**TASK DESCRIPTION**
Scan the material for the word "title", and copy each line where it shows up.

**TASK DATA**
________________________________________

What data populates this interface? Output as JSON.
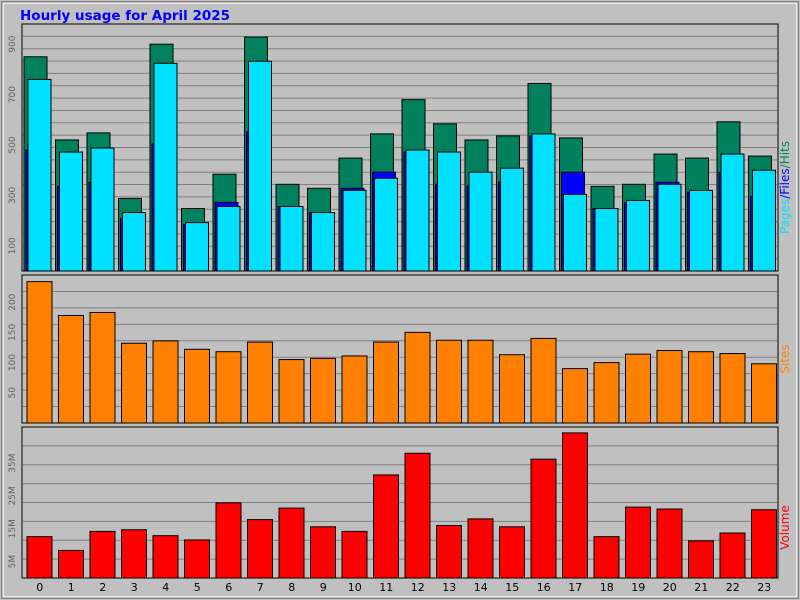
{
  "title": "Hourly usage for April 2025",
  "colors": {
    "background": "#c0c0c0",
    "title": "#0000ff",
    "hits": "#00805c",
    "files": "#0000ff",
    "pages": "#00e0ff",
    "sites": "#ff8000",
    "volume": "#ff0000",
    "grid": "#808080",
    "axis_text": "#000000"
  },
  "chart_data": [
    {
      "type": "bar",
      "title": "Hourly usage for April 2025",
      "categories": [
        "0",
        "1",
        "2",
        "3",
        "4",
        "5",
        "6",
        "7",
        "8",
        "9",
        "10",
        "11",
        "12",
        "13",
        "14",
        "15",
        "16",
        "17",
        "18",
        "19",
        "20",
        "21",
        "22",
        "23"
      ],
      "ylabel_parts": [
        "Pages",
        "Files",
        "Hits"
      ],
      "ytick_labels": [
        "100",
        "300",
        "500",
        "700",
        "900"
      ],
      "yticks": [
        100,
        300,
        500,
        700,
        900
      ],
      "ylim": [
        0,
        980
      ],
      "grid": true,
      "series": [
        {
          "name": "Hits",
          "color_key": "hits",
          "values": [
            850,
            520,
            548,
            288,
            900,
            248,
            384,
            928,
            344,
            328,
            448,
            544,
            680,
            584,
            520,
            536,
            744,
            528,
            336,
            344,
            464,
            448,
            592,
            456
          ]
        },
        {
          "name": "Files",
          "color_key": "files",
          "values": [
            480,
            336,
            352,
            208,
            504,
            184,
            272,
            552,
            256,
            232,
            328,
            392,
            472,
            344,
            336,
            352,
            536,
            392,
            248,
            272,
            352,
            312,
            392,
            296
          ]
        },
        {
          "name": "Pages",
          "color_key": "pages",
          "values": [
            760,
            472,
            488,
            232,
            824,
            192,
            256,
            832,
            256,
            232,
            320,
            368,
            480,
            472,
            392,
            408,
            544,
            304,
            248,
            280,
            344,
            320,
            464,
            400
          ]
        }
      ]
    },
    {
      "type": "bar",
      "categories": [
        "0",
        "1",
        "2",
        "3",
        "4",
        "5",
        "6",
        "7",
        "8",
        "9",
        "10",
        "11",
        "12",
        "13",
        "14",
        "15",
        "16",
        "17",
        "18",
        "19",
        "20",
        "21",
        "22",
        "23"
      ],
      "ylabel": "Sites",
      "ytick_labels": [
        "50",
        "100",
        "150",
        "200"
      ],
      "yticks": [
        50,
        100,
        150,
        200
      ],
      "ylim": [
        0,
        245
      ],
      "grid": true,
      "series": [
        {
          "name": "Sites",
          "color_key": "sites",
          "values": [
            234,
            178,
            183,
            132,
            136,
            122,
            118,
            134,
            105,
            107,
            111,
            134,
            150,
            137,
            137,
            113,
            140,
            90,
            100,
            114,
            120,
            118,
            115,
            98
          ]
        }
      ]
    },
    {
      "type": "bar",
      "categories": [
        "0",
        "1",
        "2",
        "3",
        "4",
        "5",
        "6",
        "7",
        "8",
        "9",
        "10",
        "11",
        "12",
        "13",
        "14",
        "15",
        "16",
        "17",
        "18",
        "19",
        "20",
        "21",
        "22",
        "23"
      ],
      "ylabel": "Volume",
      "ytick_labels": [
        "5M",
        "15M",
        "25M",
        "35M"
      ],
      "yticks": [
        5,
        15,
        25,
        35
      ],
      "ylim": [
        0,
        46
      ],
      "grid": true,
      "series": [
        {
          "name": "Volume",
          "color_key": "volume",
          "values": [
            12.6,
            8.4,
            14.2,
            14.7,
            12.9,
            11.6,
            22.9,
            17.8,
            21.3,
            15.6,
            14.2,
            31.4,
            38.0,
            16.0,
            18.0,
            15.6,
            36.2,
            44.2,
            12.6,
            21.6,
            21.0,
            11.3,
            13.7,
            20.8
          ]
        }
      ]
    }
  ]
}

________________________________________

**WRITTEN SOLUTION**
  "title": "Hourly usage for April 2025",
    "title": "#0000ff",
      "title": "Hourly usage for April 2025",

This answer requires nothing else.